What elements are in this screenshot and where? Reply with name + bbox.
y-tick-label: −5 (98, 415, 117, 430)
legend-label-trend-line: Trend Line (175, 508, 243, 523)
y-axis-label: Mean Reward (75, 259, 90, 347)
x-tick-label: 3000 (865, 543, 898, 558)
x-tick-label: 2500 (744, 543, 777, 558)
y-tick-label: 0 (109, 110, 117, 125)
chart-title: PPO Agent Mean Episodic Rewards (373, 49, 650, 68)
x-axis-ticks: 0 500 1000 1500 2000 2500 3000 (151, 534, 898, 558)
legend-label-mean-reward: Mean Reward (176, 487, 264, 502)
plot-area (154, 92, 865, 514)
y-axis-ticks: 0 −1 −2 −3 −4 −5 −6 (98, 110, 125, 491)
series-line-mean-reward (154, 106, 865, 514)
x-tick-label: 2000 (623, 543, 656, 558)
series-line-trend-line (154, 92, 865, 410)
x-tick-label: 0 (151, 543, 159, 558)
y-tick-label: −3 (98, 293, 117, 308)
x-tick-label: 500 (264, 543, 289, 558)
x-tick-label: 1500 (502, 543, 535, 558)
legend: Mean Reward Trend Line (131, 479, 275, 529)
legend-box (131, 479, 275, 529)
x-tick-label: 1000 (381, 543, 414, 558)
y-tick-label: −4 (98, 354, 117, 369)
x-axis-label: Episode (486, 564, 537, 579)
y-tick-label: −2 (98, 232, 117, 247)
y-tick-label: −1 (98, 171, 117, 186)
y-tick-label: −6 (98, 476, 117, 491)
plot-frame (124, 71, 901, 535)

EXERCISE DIRECTIONS
Copy all the items above, substituting "Average Return" for each occurrence of "Mean Reward" and leaving everything else unchanged.

RESULT OF THE TASK
What elements are in this screenshot and where? Reply with name + bbox.
y-tick-label: −5 (98, 415, 117, 430)
legend-label-trend-line: Trend Line (175, 508, 243, 523)
y-axis-label: Average Return (75, 259, 90, 347)
x-tick-label: 3000 (865, 543, 898, 558)
x-tick-label: 2500 (744, 543, 777, 558)
y-tick-label: 0 (109, 110, 117, 125)
chart-title: PPO Agent Mean Episodic Rewards (373, 49, 650, 68)
x-axis-ticks: 0 500 1000 1500 2000 2500 3000 (151, 534, 898, 558)
legend-label-mean-reward: Average Return (176, 487, 264, 502)
plot-area (154, 92, 865, 514)
y-axis-ticks: 0 −1 −2 −3 −4 −5 −6 (98, 110, 125, 491)
series-line-mean-reward (154, 106, 865, 514)
x-tick-label: 2000 (623, 543, 656, 558)
series-line-trend-line (154, 92, 865, 410)
x-tick-label: 0 (151, 543, 159, 558)
y-tick-label: −3 (98, 293, 117, 308)
x-tick-label: 500 (264, 543, 289, 558)
x-tick-label: 1500 (502, 543, 535, 558)
legend: Average Return Trend Line (131, 479, 275, 529)
legend-box (131, 479, 275, 529)
x-tick-label: 1000 (381, 543, 414, 558)
y-tick-label: −4 (98, 354, 117, 369)
x-axis-label: Episode (486, 564, 537, 579)
y-tick-label: −2 (98, 232, 117, 247)
y-tick-label: −1 (98, 171, 117, 186)
y-tick-label: −6 (98, 476, 117, 491)
plot-frame (124, 71, 901, 535)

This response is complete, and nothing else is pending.